→ **Task statement**:
Return the lines where the word "受理品种目录浏览" occurs.

(Collected data)
START

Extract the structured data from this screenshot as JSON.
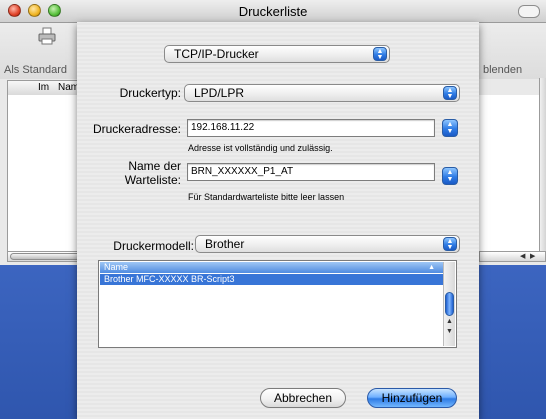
{
  "window": {
    "title": "Druckerliste"
  },
  "toolbar": {
    "left_label": "Als Standard",
    "right_label": "blenden"
  },
  "list": {
    "col_im": "Im",
    "col_name": "Nam"
  },
  "sheet": {
    "protocol_popup": "TCP/IP-Drucker",
    "druckertyp_label": "Druckertyp:",
    "druckertyp_value": "LPD/LPR",
    "druckeradresse_label": "Druckeradresse:",
    "druckeradresse_value": "192.168.11.22",
    "druckeradresse_hint": "Adresse ist vollständig und zulässig.",
    "warteliste_label_1": "Name der",
    "warteliste_label_2": "Warteliste:",
    "warteliste_value": "BRN_XXXXXX_P1_AT",
    "warteliste_hint": "Für Standardwarteliste bitte leer lassen",
    "druckermodell_label": "Druckermodell:",
    "druckermodell_value": "Brother",
    "table_header": "Name",
    "table_rows": [
      "Brother MFC-XXXXX BR-Script3"
    ],
    "cancel_button": "Abbrechen",
    "add_button": "Hinzufügen"
  },
  "colors": {
    "accent": "#3875d7",
    "desktop": "#4a6fc4"
  }
}
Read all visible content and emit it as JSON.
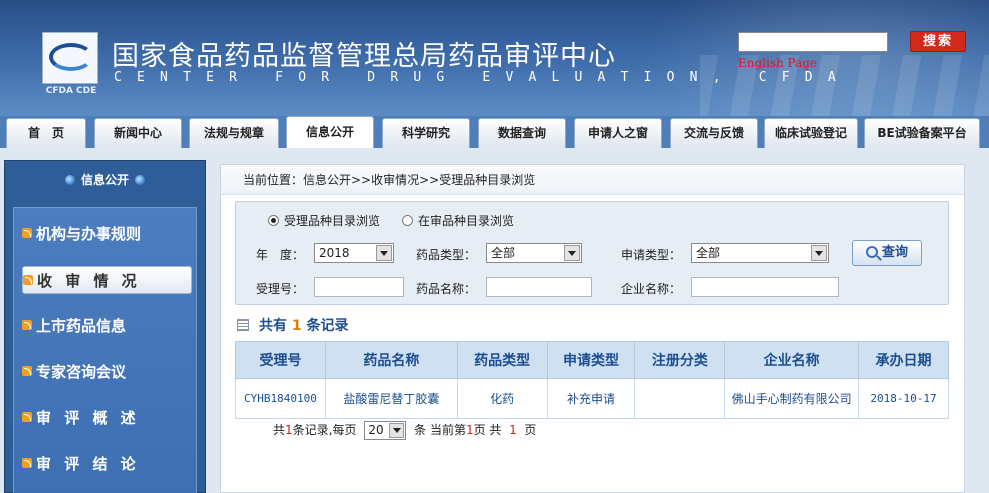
{
  "header": {
    "logo_caption": "CFDA CDE",
    "title": "国家食品药品监督管理总局药品审评中心",
    "subtitle": "CENTER FOR DRUG EVALUATION, CFDA",
    "search_placeholder": "",
    "search_button": "搜索",
    "english_link": "English Page"
  },
  "nav": {
    "items": [
      "首　页",
      "新闻中心",
      "法规与规章",
      "信息公开",
      "科学研究",
      "数据查询",
      "申请人之窗",
      "交流与反馈",
      "临床试验登记",
      "BE试验备案平台"
    ],
    "active_index": 3
  },
  "sidebar": {
    "header": "信息公开",
    "items": [
      "机构与办事规则",
      "收 审 情 况",
      "上市药品信息",
      "专家咨询会议",
      "审 评 概 述",
      "审 评 结 论"
    ],
    "active_index": 1
  },
  "main": {
    "breadcrumb": "当前位置：信息公开>>收审情况>>受理品种目录浏览",
    "radio_options": [
      {
        "label": "受理品种目录浏览",
        "checked": true
      },
      {
        "label": "在审品种目录浏览",
        "checked": false
      }
    ],
    "filters": {
      "year_label": "年　度：",
      "year_value": "2018",
      "drug_type_label": "药品类型：",
      "drug_type_value": "全部",
      "apply_type_label": "申请类型：",
      "apply_type_value": "全部",
      "accept_no_label": "受理号：",
      "accept_no_value": "",
      "drug_name_label": "药品名称：",
      "drug_name_value": "",
      "company_label": "企业名称：",
      "company_value": "",
      "query_button": "查询"
    },
    "records": {
      "prefix": "共有",
      "count": "1",
      "suffix": "条记录"
    },
    "table": {
      "columns": [
        "受理号",
        "药品名称",
        "药品类型",
        "申请类型",
        "注册分类",
        "企业名称",
        "承办日期"
      ],
      "rows": [
        [
          "CYHB1840100",
          "盐酸雷尼替丁胶囊",
          "化药",
          "补充申请",
          "",
          "佛山手心制药有限公司",
          "2018-10-17"
        ]
      ]
    },
    "pager": {
      "t1": "共",
      "total": "1",
      "t2": "条记录,每页",
      "per_page": "20",
      "t3": "条 当前第",
      "current": "1",
      "t4": "页 共",
      "pages": "1",
      "t5": "页"
    }
  }
}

END

→ **Solution for this problem**:
    "breadcrumb": "当前位置：信息公开>>收审情况>>受理品种目录浏览",
        "label": "受理品种目录浏览",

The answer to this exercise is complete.